▸ **EXERCISE TASK**
Every line with the string "Policy" should be gathered.

_ _ _

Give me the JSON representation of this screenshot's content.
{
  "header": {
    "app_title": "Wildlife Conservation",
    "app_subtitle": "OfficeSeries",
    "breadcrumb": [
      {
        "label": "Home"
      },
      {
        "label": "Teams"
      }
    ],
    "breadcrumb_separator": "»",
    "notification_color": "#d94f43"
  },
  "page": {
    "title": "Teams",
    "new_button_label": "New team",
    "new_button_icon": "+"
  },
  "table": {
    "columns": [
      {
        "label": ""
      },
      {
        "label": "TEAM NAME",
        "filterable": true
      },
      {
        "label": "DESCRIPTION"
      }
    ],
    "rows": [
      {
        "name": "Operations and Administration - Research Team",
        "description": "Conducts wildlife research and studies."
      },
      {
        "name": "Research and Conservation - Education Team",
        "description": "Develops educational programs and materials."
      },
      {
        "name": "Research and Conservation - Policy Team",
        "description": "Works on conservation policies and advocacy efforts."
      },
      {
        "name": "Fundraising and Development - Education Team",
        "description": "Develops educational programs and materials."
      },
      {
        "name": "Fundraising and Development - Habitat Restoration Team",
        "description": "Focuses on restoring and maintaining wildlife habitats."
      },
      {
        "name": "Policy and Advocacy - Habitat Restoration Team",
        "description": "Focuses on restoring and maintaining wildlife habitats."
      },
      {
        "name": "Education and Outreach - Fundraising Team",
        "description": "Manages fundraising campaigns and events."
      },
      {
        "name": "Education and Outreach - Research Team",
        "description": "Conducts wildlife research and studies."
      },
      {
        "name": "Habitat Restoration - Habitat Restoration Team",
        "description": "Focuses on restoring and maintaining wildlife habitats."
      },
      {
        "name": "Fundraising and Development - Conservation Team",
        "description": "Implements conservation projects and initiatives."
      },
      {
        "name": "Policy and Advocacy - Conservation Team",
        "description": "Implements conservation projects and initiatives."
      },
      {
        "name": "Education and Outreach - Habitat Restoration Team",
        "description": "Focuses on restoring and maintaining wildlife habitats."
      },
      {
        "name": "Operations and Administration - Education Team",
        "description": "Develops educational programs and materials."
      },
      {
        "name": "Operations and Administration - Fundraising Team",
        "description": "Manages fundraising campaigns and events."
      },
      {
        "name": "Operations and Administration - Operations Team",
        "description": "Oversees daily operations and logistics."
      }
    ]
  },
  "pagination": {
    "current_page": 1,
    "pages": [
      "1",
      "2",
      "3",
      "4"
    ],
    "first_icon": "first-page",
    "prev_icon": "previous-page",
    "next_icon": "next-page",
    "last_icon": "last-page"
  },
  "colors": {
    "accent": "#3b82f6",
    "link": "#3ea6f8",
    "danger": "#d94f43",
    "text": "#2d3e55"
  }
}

_ _ _

▸ **RESULT OF THIS TASK**
        "name": "Research and Conservation - Policy Team",
        "name": "Policy and Advocacy - Habitat Restoration Team",
        "name": "Policy and Advocacy - Conservation Team",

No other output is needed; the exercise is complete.